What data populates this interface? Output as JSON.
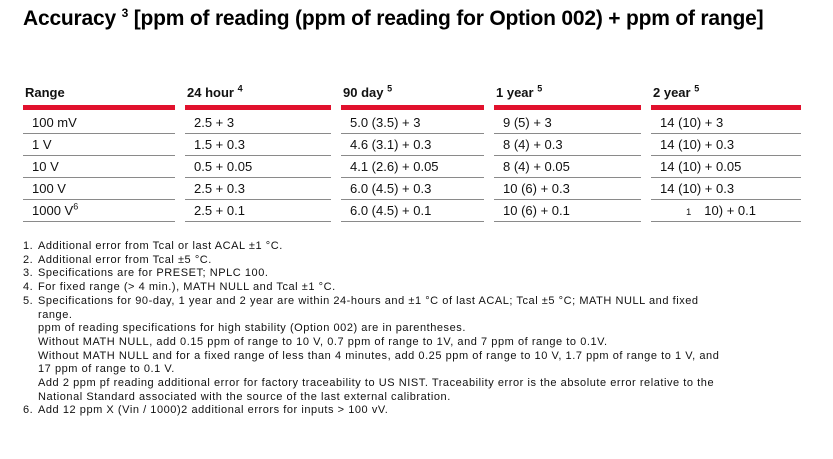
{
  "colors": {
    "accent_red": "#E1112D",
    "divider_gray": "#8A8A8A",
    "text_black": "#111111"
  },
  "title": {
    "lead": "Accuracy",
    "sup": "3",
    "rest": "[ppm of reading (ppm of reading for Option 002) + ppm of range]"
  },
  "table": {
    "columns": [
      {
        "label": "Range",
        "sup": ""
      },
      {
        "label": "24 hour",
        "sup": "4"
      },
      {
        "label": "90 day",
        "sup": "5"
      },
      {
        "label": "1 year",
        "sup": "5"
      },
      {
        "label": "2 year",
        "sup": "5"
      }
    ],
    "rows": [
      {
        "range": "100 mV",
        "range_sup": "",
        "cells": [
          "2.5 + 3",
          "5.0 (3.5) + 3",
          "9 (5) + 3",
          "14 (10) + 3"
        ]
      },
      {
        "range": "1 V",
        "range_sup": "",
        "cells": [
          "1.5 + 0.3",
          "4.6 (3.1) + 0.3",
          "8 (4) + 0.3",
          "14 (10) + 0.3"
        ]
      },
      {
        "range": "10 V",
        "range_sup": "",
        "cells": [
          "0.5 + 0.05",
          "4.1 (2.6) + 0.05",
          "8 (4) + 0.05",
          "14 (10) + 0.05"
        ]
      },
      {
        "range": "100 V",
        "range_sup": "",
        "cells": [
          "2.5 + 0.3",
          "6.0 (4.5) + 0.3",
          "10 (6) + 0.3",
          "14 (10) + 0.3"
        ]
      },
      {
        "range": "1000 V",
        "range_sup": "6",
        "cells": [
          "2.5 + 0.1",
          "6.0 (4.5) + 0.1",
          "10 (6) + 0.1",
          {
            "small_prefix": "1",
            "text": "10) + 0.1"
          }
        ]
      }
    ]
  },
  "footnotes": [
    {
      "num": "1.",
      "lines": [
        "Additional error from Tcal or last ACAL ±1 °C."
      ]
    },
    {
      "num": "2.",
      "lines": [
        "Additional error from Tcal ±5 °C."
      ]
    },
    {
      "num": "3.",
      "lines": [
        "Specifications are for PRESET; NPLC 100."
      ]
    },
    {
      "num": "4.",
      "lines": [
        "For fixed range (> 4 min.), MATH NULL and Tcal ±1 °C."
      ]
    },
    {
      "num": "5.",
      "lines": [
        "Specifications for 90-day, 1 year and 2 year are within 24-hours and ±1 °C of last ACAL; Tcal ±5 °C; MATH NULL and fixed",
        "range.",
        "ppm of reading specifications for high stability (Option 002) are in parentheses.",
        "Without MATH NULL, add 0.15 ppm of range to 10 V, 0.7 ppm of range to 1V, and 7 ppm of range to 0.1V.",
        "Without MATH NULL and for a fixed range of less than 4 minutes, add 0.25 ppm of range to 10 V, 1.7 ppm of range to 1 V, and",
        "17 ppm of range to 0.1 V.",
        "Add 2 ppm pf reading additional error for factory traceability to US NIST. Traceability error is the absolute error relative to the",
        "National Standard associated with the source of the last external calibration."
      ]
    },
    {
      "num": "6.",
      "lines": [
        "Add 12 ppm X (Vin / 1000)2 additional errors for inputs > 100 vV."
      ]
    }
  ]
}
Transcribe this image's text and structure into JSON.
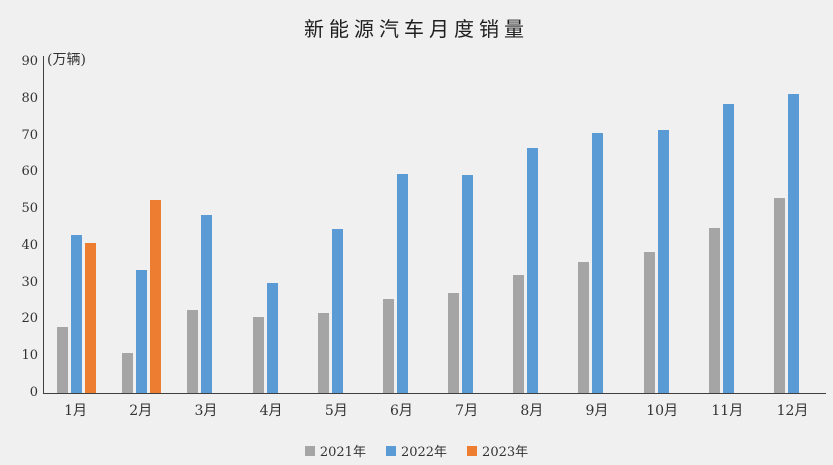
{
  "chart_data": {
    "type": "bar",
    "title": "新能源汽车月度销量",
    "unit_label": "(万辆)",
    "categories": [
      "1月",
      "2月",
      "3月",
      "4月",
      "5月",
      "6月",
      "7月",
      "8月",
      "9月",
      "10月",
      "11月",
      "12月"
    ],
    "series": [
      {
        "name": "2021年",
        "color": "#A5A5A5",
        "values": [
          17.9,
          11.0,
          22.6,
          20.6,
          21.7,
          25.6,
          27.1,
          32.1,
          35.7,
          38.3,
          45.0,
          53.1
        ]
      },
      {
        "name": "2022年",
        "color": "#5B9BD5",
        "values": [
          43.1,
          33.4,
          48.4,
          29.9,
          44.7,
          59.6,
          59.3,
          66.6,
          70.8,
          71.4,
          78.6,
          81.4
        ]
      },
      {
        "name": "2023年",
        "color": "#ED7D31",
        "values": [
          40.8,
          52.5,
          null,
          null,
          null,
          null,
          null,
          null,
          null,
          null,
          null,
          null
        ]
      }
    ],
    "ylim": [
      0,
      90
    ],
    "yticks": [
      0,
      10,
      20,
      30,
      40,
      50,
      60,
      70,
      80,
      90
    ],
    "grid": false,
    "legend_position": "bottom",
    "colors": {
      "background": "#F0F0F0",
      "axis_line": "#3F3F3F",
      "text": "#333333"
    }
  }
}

-*-

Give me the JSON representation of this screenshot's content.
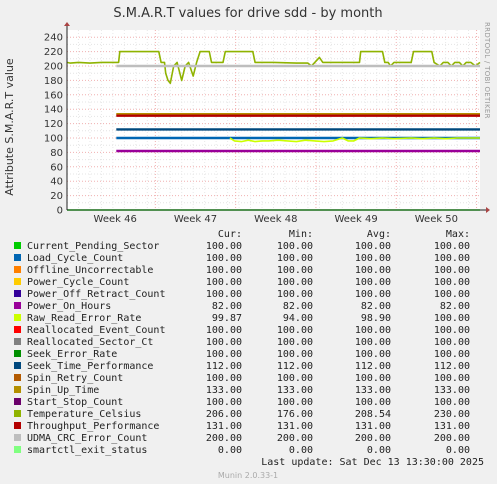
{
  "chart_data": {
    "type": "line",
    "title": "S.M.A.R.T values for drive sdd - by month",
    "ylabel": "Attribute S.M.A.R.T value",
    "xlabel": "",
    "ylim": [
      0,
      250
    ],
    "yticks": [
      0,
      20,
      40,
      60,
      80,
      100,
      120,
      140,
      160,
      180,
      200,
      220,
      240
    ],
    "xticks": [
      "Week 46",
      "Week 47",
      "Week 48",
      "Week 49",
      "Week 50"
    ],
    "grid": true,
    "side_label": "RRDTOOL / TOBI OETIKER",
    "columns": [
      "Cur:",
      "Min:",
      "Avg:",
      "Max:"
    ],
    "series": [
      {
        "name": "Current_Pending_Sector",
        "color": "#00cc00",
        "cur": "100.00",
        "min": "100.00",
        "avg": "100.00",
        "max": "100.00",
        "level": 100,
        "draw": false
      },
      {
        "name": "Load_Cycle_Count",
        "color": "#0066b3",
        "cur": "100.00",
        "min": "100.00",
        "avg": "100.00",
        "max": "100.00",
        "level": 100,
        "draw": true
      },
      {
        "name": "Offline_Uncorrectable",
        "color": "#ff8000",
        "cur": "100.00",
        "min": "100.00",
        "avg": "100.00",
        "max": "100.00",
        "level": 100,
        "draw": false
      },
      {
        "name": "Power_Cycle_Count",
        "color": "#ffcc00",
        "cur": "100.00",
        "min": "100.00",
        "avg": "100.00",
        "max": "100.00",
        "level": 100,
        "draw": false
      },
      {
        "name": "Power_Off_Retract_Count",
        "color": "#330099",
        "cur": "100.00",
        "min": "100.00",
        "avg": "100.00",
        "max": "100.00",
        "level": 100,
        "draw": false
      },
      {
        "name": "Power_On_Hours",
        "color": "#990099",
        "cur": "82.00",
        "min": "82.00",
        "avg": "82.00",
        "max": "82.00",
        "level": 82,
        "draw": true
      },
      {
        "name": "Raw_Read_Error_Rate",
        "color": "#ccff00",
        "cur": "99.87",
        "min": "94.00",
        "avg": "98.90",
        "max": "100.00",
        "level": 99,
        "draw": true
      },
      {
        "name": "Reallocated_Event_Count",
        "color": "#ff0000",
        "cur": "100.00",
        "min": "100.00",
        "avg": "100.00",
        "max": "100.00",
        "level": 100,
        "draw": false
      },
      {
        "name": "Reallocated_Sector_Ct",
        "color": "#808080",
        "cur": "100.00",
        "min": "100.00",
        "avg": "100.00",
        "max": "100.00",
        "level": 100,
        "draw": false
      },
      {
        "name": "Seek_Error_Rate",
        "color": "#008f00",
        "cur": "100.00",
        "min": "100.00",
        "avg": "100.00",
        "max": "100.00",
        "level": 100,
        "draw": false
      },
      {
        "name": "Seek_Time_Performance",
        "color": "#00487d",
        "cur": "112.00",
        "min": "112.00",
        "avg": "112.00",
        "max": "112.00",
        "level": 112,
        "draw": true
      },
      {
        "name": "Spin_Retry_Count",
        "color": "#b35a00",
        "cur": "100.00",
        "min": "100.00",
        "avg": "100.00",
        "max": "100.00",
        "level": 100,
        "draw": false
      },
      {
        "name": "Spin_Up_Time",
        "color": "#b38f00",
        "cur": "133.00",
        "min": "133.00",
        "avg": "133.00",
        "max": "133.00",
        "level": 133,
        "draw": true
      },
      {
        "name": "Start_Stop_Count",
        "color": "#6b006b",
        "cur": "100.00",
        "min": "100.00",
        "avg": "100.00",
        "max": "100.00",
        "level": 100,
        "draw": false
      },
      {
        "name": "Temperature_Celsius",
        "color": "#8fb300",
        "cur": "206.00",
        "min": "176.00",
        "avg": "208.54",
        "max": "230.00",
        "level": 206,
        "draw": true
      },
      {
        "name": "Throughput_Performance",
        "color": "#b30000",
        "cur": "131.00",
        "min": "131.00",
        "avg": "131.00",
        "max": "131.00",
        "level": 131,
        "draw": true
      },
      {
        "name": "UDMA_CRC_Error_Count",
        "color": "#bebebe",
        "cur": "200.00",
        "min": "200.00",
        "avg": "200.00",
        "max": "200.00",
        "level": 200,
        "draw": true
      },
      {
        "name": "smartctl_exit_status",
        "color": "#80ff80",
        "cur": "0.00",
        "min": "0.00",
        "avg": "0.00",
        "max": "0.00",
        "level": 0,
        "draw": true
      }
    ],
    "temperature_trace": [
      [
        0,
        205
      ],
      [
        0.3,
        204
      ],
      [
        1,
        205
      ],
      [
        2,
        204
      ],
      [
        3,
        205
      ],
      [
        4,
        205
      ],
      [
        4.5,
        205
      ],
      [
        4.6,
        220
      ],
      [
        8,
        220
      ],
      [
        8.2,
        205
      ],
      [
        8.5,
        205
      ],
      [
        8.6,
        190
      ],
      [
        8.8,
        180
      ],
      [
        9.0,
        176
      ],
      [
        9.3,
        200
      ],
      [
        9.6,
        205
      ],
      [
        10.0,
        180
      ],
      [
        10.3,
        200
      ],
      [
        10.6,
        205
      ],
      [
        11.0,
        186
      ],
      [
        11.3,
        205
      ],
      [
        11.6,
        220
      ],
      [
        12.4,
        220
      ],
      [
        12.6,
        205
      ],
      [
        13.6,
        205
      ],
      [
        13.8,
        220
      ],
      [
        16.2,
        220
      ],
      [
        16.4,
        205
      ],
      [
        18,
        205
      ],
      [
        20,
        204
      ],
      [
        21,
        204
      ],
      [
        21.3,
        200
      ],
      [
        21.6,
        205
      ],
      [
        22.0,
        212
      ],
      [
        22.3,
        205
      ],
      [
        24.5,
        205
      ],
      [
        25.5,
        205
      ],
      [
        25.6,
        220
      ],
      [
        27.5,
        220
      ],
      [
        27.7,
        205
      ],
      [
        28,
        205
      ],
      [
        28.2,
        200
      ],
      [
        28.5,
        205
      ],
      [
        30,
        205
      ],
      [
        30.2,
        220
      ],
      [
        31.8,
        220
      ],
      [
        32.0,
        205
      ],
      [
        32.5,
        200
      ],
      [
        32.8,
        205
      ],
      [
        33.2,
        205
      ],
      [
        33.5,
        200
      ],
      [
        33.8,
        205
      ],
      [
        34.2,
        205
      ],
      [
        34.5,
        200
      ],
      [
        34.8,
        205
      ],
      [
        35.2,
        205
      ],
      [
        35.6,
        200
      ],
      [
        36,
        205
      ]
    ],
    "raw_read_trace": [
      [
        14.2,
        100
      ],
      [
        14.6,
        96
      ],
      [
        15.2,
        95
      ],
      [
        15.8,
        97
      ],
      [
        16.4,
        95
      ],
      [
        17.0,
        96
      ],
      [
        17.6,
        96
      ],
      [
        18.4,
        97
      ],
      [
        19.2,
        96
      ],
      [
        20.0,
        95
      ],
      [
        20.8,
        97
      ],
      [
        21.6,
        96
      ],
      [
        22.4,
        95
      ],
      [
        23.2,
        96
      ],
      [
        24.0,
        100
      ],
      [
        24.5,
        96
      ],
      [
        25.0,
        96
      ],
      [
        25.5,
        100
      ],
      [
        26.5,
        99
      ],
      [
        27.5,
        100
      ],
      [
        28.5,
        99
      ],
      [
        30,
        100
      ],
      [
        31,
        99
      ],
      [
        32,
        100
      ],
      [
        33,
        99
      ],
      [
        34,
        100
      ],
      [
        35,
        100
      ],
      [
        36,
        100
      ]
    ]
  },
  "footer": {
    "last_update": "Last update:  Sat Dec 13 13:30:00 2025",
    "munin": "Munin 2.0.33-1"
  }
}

-*-

◆ **Required task**
Count the lines in the entries that hold the word "ACAL", and give nothing but the total.

◆ **Final answer**
2